== What the task requires ==
Read the records below and copy each line that contains "Jahre".

== Data for processing ==
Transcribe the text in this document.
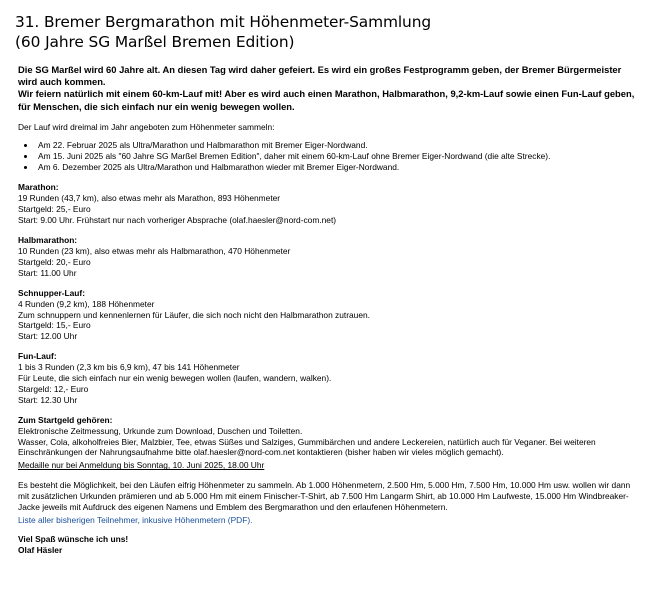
31. Bremer Bergmarathon mit Höhenmeter-Sammlung
(60 Jahre SG Marßel Bremen Edition)

Die SG Marßel wird 60 Jahre alt. An diesen Tag wird daher gefeiert. Es wird ein großes Festprogramm geben, der Bremer Bürgermeister wird auch kommen.

Wir feiern natürlich mit einem 60-km-Lauf mit! Aber es wird auch einen Marathon, Halbmarathon, 9,2-km-Lauf sowie einen Fun-Lauf geben, für Menschen, die sich einfach nur ein wenig bewegen wollen.

Der Lauf wird dreimal im Jahr angeboten zum Höhenmeter sammeln:

• Am 22. Februar 2025 als Ultra/Marathon und Halbmarathon mit Bremer Eiger-Nordwand.
• Am 15. Juni 2025 als "60 Jahre SG Marßel Bremen Edition", daher mit einem 60-km-Lauf ohne Bremer Eiger-Nordwand (die alte Strecke).
• Am 6. Dezember 2025 als Ultra/Marathon und Halbmarathon wieder mit Bremer Eiger-Nordwand.
Marathon:
19 Runden (43,7 km), also etwas mehr als Marathon, 893 Höhenmeter
Startgeld: 25,- Euro
Start: 9.00 Uhr. Frühstart nur nach vorheriger Absprache (olaf.haesler@nord-com.net)
Halbmarathon:
10 Runden (23 km), also etwas mehr als Halbmarathon, 470 Höhenmeter
Startgeld: 20,- Euro
Start: 11.00 Uhr
Schnupper-Lauf:
4 Runden (9,2 km), 188 Höhenmeter
Zum schnuppern und kennenlernen für Läufer, die sich noch nicht den Halbmarathon zutrauen.
Startgeld: 15,- Euro
Start: 12.00 Uhr
Fun-Lauf:
1 bis 3 Runden (2,3 km bis 6,9 km), 47 bis 141 Höhenmeter
Für Leute, die sich einfach nur ein wenig bewegen wollen (laufen, wandern, walken).
Stargeld: 12,- Euro
Start: 12.30 Uhr
Zum Startgeld gehören:
Elektronische Zeitmessung, Urkunde zum Download, Duschen und Toiletten.
Wasser, Cola, alkoholfreies Bier, Malzbier, Tee, etwas Süßes und Salziges, Gummibärchen und andere Leckereien, natürlich auch für Veganer. Bei weiteren Einschränkungen der Nahrungsaufnahme bitte olaf.haesler@nord-com.net kontaktieren (bisher haben wir vieles möglich gemacht).
Medaille nur bei Anmeldung bis Sonntag, 10. Juni 2025, 18.00 Uhr

Es besteht die Möglichkeit, bei den Läufen eifrig Höhenmeter zu sammeln. Ab 1.000 Höhenmetern, 2.500 Hm, 5.000 Hm, 7.500 Hm, 10.000 Hm usw. wollen wir dann mit zusätzlichen Urkunden prämieren und ab 5.000 Hm mit einem Finischer-T-Shirt, ab 7.500 Hm Langarm Shirt, ab 10.000 Hm Laufweste, 15.000 Hm Windbreaker-Jacke jeweils mit Aufdruck des eigenen Namens und Emblem des Bergmarathon und den erlaufenen Höhenmetern.

Liste aller bisherigen Teilnehmer, inkusive Höhenmetern (PDF).
Viel Spaß wünsche ich uns!
Olaf Häsler
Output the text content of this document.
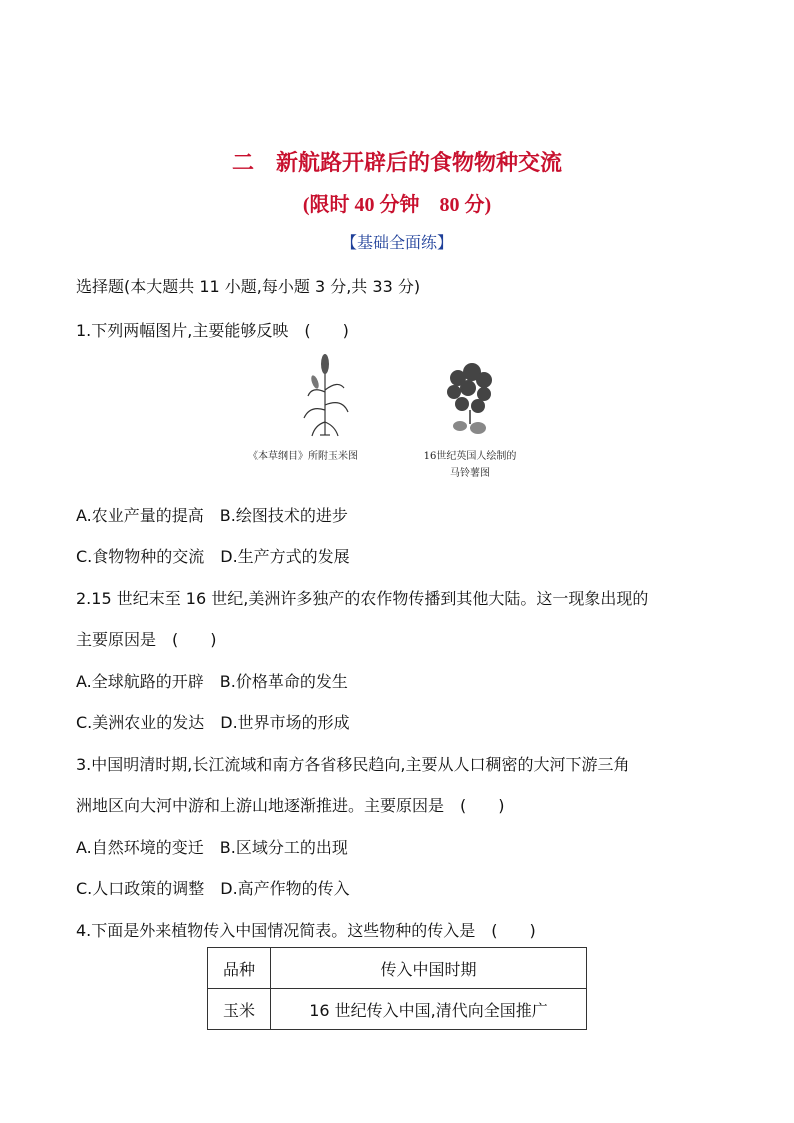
二　新航路开辟后的食物物种交流
(限时 40 分钟　80 分)
【基础全面练】
选择题(本大题共 11 小题,每小题 3 分,共 33 分)
1.下列两幅图片,主要能够反映　(　　)
《本草纲目》所附玉米图	16世纪英国人绘制的
马铃薯图
A.农业产量的提高　B.绘图技术的进步
C.食物物种的交流　D.生产方式的发展
2.15 世纪末至 16 世纪,美洲许多独产的农作物传播到其他大陆。这一现象出现的
主要原因是　(　　)
A.全球航路的开辟　B.价格革命的发生
C.美洲农业的发达　D.世界市场的形成
3.中国明清时期,长江流域和南方各省移民趋向,主要从人口稠密的大河下游三角
洲地区向大河中游和上游山地逐渐推进。主要原因是　(　　)
A.自然环境的变迁　B.区域分工的出现
C.人口政策的调整　D.高产作物的传入
4.下面是外来植物传入中国情况简表。这些物种的传入是　(　　)
品种	传入中国时期
玉米	16 世纪传入中国,清代向全国推广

== Solved problem ==
(60 Jahre SG Marßel Bremen Edition)
Die SG Marßel wird 60 Jahre alt. An diesen Tag wird daher gefeiert. Es wird ein großes Festprogramm geben, der Bremer Bürgermeister wird auch kommen.
• Am 15. Juni 2025 als "60 Jahre SG Marßel Bremen Edition", daher mit einem 60-km-Lauf ohne Bremer Eiger-Nordwand (die alte Strecke).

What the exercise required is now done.